▶ Extracted material
— START —

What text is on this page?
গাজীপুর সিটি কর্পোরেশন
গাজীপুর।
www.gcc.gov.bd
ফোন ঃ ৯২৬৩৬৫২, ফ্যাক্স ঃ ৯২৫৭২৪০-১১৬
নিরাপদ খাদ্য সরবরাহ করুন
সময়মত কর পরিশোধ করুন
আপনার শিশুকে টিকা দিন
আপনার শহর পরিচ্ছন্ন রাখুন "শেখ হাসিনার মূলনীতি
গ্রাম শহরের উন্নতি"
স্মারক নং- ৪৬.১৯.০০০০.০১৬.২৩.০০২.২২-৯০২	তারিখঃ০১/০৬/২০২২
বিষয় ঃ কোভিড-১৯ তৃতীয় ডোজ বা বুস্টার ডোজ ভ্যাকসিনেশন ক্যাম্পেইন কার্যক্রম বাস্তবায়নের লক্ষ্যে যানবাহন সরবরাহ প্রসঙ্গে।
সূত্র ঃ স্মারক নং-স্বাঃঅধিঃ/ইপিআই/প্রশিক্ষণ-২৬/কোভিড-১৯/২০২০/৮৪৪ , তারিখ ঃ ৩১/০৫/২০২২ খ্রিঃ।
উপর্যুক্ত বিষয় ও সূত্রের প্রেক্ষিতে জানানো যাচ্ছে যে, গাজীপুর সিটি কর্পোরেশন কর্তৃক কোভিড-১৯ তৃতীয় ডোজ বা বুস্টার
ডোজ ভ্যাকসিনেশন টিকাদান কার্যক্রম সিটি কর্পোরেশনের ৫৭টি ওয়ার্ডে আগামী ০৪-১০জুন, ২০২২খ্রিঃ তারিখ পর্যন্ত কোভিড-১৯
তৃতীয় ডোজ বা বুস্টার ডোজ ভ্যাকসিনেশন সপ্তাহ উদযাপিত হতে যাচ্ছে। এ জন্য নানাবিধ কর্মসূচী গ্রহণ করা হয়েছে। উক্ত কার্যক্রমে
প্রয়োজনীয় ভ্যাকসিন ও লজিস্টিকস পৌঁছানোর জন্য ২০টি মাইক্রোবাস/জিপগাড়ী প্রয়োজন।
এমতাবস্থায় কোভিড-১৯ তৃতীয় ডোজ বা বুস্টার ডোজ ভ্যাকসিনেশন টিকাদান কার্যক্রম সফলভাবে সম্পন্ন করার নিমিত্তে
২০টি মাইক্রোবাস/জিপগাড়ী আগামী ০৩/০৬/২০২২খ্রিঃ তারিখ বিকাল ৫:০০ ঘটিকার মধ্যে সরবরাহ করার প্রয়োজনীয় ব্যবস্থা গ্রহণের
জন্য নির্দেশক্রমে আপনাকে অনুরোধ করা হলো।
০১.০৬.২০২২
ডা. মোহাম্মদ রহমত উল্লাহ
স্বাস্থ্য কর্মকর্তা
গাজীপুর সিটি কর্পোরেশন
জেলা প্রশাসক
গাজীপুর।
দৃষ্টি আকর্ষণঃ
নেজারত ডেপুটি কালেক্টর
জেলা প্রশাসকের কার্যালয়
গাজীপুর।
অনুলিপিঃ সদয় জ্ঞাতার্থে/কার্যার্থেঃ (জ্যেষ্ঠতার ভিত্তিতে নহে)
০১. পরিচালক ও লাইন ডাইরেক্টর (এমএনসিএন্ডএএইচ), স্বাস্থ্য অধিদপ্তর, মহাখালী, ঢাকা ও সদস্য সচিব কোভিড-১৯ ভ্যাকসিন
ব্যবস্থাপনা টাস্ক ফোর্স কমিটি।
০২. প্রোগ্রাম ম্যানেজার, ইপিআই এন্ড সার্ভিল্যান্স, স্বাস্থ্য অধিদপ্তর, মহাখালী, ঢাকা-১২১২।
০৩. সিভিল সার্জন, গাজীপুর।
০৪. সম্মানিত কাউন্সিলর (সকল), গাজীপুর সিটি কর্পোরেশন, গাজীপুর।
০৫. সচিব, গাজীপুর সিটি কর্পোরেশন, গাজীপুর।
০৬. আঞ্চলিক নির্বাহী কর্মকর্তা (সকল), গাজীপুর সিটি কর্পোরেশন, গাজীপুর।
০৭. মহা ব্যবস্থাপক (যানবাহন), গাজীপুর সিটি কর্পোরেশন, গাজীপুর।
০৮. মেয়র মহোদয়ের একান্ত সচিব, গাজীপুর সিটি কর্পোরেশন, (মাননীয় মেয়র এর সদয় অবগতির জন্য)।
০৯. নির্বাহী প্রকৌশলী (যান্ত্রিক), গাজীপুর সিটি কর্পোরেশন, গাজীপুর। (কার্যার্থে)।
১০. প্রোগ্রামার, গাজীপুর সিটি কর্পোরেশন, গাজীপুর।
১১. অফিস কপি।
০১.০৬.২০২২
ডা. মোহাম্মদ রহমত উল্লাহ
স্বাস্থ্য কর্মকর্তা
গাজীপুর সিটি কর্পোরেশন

— END —

▶ Your task
Count the lines in the records above that contain the word "সরবর", and give only the number.

▶ Finished answer
3